-- begin RECORDS FOR PROCESSING --

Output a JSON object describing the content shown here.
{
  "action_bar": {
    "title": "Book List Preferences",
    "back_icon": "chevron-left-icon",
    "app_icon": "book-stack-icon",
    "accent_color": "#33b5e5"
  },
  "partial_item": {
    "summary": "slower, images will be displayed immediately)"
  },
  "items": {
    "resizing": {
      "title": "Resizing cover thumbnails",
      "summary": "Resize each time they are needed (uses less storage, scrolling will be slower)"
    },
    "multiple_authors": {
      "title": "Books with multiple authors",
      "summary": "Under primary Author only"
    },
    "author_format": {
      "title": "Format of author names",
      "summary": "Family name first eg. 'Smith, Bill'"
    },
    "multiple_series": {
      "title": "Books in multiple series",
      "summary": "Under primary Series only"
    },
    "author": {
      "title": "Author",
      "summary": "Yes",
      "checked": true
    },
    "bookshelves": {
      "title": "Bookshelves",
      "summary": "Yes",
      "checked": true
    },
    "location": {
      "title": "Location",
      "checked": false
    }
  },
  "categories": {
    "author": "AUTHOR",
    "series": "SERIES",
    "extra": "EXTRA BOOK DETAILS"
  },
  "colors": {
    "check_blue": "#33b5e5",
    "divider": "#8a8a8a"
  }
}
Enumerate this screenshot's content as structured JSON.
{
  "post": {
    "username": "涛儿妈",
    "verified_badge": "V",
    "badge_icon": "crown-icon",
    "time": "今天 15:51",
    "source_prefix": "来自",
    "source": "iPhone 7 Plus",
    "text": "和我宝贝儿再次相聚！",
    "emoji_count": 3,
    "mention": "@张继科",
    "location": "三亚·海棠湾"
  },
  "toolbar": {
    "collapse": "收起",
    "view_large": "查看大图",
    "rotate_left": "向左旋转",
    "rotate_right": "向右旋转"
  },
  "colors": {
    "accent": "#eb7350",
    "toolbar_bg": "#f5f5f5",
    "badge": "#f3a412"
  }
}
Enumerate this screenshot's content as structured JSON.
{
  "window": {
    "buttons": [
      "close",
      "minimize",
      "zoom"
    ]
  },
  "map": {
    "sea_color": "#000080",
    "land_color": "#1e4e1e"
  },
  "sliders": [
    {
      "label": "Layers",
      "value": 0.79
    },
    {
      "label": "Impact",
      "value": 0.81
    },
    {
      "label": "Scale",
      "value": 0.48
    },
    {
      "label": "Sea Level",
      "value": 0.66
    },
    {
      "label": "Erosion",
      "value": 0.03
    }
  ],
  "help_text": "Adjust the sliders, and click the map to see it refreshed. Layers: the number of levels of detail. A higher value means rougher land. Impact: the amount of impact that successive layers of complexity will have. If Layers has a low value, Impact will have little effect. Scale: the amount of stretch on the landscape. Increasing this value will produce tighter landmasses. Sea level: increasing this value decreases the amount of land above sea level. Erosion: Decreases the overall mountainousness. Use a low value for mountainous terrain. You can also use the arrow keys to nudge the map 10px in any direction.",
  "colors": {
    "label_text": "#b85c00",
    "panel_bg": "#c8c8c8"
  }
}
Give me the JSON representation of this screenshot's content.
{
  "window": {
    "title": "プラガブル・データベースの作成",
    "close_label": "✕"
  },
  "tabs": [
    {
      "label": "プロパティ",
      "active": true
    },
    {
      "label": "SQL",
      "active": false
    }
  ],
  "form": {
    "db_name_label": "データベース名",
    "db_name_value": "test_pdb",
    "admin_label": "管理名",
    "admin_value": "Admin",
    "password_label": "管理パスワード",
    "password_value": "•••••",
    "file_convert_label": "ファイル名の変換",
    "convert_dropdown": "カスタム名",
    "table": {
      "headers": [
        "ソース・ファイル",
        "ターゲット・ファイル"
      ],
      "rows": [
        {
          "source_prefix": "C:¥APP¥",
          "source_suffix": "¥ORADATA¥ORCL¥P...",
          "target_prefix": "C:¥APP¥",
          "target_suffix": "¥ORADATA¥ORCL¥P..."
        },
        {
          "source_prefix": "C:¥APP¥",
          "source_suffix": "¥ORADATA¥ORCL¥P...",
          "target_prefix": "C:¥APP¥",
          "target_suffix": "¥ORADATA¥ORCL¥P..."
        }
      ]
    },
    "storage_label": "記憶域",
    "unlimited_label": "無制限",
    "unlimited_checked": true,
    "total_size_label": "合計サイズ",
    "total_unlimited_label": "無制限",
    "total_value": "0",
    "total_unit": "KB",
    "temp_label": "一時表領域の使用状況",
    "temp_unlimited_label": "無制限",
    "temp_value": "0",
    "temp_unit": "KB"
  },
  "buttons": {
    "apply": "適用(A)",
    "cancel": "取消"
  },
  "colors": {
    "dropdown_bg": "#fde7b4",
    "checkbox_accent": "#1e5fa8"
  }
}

-- end RECORDS FOR PROCESSING --

Select, from the listing, all lines that include the word "true".

      "checked": true
      "checked": true
      "active": true
    "unlimited_checked": true,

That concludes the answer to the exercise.